▶ DOCUMENT SECTION:
....

Finally, the WebGL wiki has a ton of great resources including a list of frameworks and more.
OpenGL Insights and more
In my previous blog post I mentioned the newly-released book OpenGL Insights. It’s worth a second mention, for a few reasons:
- The editors and some contributors will be signing their book at SIGGRAPH at the CRC booth (#929) at Tuesday, 2 pm. This is a great chance to meet a bunch of OpenGL experts and chat.
- Five free chapters, which can be found here. In particular, “Performance Tuning for Tile-Based Architectures” is of use to anyone doing 3D on mobile devices. Most of these devices are tile-based, so have a number of significant differences from normal PC GPUs. Reading this chapter and the (previously-mentioned) slideset Bringing AAA Graphics to Mobile Platforms (PDF version) should give you a good sense of the pitfalls and opportunities of mobile tile-based architectures.
- The book’s website has an OpenGL pipeline map page (direct link to PDF here). Knowing what happens when can clarify some mysteries and solve some bugs.
- The website also has a tips page, pointing out some of the subtleties of the API and the shading language.
While I’m at it, here are some other worthwhile OpenGL resource links I’ve been collecting:
- ApiTrace: a simple set of wrapper DLLs that capture graphics API calls (also works for DirectX). You can replay and examine just about everything – think “PIX for OpenGL”, only better. For example, you can edit a shader in a captured run and immediately see the effect. Also, it’s open-source and as of this writing is actively being developed.
- ANGLE: software to translate OpenGL ES 2.0 calls to DirectX 9 calls. This package is what both Chrome and Firefox use to run WebGL programs on Windows. Open source, of course. Actually, just assume everything here is open-source unless I say different (which I won’t).

....

▶ RECORDED DATA:
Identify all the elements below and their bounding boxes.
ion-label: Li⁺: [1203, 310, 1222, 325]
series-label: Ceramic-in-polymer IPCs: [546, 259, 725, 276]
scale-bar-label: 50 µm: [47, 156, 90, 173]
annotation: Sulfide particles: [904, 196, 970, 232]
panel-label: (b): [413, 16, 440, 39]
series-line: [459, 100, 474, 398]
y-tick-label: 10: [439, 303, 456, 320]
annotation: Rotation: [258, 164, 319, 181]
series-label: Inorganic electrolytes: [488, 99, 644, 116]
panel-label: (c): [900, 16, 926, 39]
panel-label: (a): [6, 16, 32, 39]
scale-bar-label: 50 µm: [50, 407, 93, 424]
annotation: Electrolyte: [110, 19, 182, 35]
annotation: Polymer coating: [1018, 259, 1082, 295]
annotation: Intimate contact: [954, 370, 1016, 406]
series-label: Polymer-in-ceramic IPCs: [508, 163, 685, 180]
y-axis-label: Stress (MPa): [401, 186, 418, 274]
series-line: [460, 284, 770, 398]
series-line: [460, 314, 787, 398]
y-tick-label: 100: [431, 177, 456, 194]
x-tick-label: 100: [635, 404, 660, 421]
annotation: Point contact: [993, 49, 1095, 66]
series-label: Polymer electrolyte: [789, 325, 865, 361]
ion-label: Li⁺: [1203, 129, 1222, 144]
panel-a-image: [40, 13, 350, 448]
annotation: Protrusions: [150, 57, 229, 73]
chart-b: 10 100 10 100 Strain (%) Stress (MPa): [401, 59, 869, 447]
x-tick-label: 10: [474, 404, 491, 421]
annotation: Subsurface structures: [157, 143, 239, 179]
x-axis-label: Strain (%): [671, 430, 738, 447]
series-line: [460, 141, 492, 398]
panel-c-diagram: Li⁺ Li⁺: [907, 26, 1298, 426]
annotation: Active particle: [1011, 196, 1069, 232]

....

▶ ACTION ITEM: Extend the list of OpenGL resource links from where it stops, after the entry on ANGLE. The records that come after the text are separate material and are not part of the text.

▶ EXERCISE ANSWER:
- Edit: Patrick Cozzi (one of the editors of OpenGL Insights) notes that there are several options for WebGL on IE. “Currently, I think the best option is to use Chrome Frame. It painlessly installs without admin rights, and also brings Chrome’s fast JavaScript engine to IE. We use it on http://cesium.agi.com and I actually demo it on IE (including installing Chrome Frame) by request quite frequently.”
- Microsoft Internet Explorer won’t support WebGL, so someone else did as a plug-in.
- Equalizer: a framework for coarse-parallel OpenGL rendering (think multi-display and multi-machine).
- Oolong and dEngine: OpenGL ES rendering engines for the iPhone and iPad. Good for learning how things work. Oolong is 90% C++, dEngine is pure C. Each has its own features, e.g. dEngine supports bump mapping and shadow mapping.
- A bit dated (OpenGL ES 1.1), but might be of interest: a readable rundown of the ancient Wolf3D engine and how it was ported to the iPhone.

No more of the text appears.